§ WHAT IS EXPECTED
Once you have read the records below, print them again exactly as they stand.

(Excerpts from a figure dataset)

##############################

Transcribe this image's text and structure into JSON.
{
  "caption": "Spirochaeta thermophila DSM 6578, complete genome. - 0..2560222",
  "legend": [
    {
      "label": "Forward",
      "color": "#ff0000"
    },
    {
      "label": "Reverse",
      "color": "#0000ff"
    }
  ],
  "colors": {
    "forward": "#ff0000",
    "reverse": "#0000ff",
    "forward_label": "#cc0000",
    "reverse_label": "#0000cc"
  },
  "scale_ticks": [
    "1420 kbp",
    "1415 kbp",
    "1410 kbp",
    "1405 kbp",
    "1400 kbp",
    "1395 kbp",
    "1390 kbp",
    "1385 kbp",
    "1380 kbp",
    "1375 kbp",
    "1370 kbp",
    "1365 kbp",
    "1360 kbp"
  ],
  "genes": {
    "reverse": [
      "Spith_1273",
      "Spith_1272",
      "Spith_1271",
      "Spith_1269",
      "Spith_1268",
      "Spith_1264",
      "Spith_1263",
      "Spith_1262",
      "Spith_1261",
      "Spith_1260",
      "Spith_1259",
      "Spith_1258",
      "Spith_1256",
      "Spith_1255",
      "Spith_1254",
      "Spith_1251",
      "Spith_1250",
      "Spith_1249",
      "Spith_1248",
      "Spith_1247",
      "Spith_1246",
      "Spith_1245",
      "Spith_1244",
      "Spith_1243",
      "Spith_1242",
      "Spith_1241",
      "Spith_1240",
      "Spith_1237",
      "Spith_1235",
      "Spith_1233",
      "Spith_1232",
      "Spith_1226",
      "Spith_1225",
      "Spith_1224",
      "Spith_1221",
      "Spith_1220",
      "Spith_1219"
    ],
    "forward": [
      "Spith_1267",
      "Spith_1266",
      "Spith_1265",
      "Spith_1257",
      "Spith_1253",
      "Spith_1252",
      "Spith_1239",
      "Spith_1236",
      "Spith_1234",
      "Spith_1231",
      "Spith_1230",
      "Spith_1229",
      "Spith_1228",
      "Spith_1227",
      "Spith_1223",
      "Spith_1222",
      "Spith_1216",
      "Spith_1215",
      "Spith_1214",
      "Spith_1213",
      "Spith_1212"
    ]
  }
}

##############################

§ RESPONSE TO THE EXERCISE
Transcribe this image's text and structure into JSON.
{
  "caption": "Spirochaeta thermophila DSM 6578, complete genome. - 0..2560222",
  "legend": [
    {
      "label": "Forward",
      "color": "#ff0000"
    },
    {
      "label": "Reverse",
      "color": "#0000ff"
    }
  ],
  "colors": {
    "forward": "#ff0000",
    "reverse": "#0000ff",
    "forward_label": "#cc0000",
    "reverse_label": "#0000cc"
  },
  "scale_ticks": [
    "1420 kbp",
    "1415 kbp",
    "1410 kbp",
    "1405 kbp",
    "1400 kbp",
    "1395 kbp",
    "1390 kbp",
    "1385 kbp",
    "1380 kbp",
    "1375 kbp",
    "1370 kbp",
    "1365 kbp",
    "1360 kbp"
  ],
  "genes": {
    "reverse": [
      "Spith_1273",
      "Spith_1272",
      "Spith_1271",
      "Spith_1269",
      "Spith_1268",
      "Spith_1264",
      "Spith_1263",
      "Spith_1262",
      "Spith_1261",
      "Spith_1260",
      "Spith_1259",
      "Spith_1258",
      "Spith_1256",
      "Spith_1255",
      "Spith_1254",
      "Spith_1251",
      "Spith_1250",
      "Spith_1249",
      "Spith_1248",
      "Spith_1247",
      "Spith_1246",
      "Spith_1245",
      "Spith_1244",
      "Spith_1243",
      "Spith_1242",
      "Spith_1241",
      "Spith_1240",
      "Spith_1237",
      "Spith_1235",
      "Spith_1233",
      "Spith_1232",
      "Spith_1226",
      "Spith_1225",
      "Spith_1224",
      "Spith_1221",
      "Spith_1220",
      "Spith_1219"
    ],
    "forward": [
      "Spith_1267",
      "Spith_1266",
      "Spith_1265",
      "Spith_1257",
      "Spith_1253",
      "Spith_1252",
      "Spith_1239",
      "Spith_1236",
      "Spith_1234",
      "Spith_1231",
      "Spith_1230",
      "Spith_1229",
      "Spith_1228",
      "Spith_1227",
      "Spith_1223",
      "Spith_1222",
      "Spith_1216",
      "Spith_1215",
      "Spith_1214",
      "Spith_1213",
      "Spith_1212"
    ]
  }
}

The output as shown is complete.